● MATERIAL:

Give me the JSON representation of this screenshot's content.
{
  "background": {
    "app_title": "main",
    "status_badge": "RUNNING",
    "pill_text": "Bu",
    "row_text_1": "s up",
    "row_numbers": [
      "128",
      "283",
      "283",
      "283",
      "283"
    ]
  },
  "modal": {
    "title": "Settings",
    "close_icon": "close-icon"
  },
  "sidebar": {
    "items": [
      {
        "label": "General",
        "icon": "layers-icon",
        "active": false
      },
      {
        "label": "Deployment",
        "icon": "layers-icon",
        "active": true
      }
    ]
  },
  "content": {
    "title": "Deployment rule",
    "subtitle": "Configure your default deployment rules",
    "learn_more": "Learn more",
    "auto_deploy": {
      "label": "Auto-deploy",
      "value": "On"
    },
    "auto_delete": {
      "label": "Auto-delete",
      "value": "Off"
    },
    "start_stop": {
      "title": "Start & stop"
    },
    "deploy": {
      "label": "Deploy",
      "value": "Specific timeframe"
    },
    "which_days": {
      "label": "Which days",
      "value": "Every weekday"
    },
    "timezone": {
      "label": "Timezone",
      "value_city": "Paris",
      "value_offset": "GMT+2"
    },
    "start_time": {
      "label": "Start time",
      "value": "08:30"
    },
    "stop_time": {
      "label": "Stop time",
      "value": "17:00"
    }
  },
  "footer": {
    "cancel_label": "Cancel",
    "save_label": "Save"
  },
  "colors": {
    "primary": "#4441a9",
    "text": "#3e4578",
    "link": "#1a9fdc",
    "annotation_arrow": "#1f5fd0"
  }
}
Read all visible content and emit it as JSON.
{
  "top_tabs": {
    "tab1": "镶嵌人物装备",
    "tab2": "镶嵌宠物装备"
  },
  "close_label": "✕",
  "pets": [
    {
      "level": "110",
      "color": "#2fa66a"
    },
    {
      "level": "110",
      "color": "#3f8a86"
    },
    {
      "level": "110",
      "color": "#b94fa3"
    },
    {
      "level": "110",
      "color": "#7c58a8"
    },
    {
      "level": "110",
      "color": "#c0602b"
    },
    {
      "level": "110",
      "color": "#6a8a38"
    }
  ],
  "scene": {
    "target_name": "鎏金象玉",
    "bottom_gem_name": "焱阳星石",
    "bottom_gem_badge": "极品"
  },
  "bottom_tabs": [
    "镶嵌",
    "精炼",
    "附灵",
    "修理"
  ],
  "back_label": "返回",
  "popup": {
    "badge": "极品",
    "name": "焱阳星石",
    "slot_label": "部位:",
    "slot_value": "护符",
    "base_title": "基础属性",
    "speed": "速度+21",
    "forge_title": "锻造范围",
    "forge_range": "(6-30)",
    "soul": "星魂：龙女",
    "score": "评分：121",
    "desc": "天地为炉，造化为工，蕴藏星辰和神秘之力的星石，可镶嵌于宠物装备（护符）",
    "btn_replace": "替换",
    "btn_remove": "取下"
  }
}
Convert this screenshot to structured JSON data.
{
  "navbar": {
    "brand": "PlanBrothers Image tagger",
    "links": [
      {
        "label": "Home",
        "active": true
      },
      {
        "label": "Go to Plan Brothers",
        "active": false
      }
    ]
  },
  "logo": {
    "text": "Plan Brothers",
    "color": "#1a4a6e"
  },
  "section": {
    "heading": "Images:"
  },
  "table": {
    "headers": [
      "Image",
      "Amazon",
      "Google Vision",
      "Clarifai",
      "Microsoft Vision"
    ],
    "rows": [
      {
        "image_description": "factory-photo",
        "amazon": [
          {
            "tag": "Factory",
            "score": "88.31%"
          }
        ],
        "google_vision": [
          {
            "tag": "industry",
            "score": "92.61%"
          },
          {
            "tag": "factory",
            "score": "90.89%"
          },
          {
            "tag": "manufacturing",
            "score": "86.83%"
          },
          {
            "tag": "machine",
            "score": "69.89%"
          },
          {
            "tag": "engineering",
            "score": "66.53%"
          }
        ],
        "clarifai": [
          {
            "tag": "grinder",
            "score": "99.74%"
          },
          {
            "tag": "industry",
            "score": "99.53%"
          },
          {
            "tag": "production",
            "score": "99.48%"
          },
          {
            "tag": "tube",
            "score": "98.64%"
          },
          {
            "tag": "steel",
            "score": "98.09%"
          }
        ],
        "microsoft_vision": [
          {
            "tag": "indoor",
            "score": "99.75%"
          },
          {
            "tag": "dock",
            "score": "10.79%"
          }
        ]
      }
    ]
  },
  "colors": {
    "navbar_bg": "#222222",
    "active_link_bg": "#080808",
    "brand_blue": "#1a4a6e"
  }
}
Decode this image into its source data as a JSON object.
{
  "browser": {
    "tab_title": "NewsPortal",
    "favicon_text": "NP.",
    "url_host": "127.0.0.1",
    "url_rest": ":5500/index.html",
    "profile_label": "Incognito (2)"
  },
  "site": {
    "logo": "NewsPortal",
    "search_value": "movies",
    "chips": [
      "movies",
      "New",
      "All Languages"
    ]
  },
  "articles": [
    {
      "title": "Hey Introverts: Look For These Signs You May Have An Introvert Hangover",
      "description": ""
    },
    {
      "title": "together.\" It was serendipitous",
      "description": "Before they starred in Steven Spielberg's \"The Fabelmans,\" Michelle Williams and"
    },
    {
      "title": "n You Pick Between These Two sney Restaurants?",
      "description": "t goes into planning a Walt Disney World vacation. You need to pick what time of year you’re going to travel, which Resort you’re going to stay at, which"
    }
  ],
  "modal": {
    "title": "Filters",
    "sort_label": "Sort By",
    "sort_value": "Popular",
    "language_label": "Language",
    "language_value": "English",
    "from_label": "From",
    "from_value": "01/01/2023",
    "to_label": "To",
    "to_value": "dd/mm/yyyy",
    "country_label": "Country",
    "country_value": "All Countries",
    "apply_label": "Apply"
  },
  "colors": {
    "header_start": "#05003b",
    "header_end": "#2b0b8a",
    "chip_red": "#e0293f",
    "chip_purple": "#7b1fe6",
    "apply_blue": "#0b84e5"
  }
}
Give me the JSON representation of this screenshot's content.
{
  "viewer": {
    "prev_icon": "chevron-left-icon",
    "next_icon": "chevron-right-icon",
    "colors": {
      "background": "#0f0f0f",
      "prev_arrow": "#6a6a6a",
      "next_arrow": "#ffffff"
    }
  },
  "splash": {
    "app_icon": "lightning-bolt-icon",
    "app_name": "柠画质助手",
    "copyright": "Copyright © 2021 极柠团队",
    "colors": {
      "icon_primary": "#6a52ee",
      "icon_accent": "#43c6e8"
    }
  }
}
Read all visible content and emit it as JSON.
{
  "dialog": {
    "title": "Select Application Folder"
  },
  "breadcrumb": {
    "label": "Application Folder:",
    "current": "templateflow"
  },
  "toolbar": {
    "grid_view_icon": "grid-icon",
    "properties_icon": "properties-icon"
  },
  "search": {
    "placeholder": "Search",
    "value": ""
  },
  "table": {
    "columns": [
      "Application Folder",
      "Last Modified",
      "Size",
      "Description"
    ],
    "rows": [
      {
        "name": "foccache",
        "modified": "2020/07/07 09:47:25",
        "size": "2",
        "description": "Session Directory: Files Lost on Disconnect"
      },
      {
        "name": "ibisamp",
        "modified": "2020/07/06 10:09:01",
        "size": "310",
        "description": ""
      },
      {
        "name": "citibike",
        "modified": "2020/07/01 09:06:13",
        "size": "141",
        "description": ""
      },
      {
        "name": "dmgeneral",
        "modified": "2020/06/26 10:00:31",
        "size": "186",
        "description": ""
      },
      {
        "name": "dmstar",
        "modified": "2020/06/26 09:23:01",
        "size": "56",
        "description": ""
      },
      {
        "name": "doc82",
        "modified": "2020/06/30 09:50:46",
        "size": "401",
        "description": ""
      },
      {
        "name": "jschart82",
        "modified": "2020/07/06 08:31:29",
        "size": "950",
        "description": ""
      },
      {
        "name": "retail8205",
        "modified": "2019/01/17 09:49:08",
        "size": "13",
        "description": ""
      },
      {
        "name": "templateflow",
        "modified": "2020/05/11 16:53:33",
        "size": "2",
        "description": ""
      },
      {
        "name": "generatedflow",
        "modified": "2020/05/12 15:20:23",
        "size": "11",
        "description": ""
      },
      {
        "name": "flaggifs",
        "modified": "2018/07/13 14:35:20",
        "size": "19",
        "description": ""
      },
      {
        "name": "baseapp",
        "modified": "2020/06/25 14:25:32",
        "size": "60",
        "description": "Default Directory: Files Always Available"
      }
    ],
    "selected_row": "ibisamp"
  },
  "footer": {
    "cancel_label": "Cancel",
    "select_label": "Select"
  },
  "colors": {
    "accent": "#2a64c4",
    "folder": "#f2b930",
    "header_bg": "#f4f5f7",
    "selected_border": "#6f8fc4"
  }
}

● STATED PROBLEM: Using the listing, copy every line where the word "templateflow" shows up.

● THE REPLY:
    "current": "templateflow"
        "name": "templateflow",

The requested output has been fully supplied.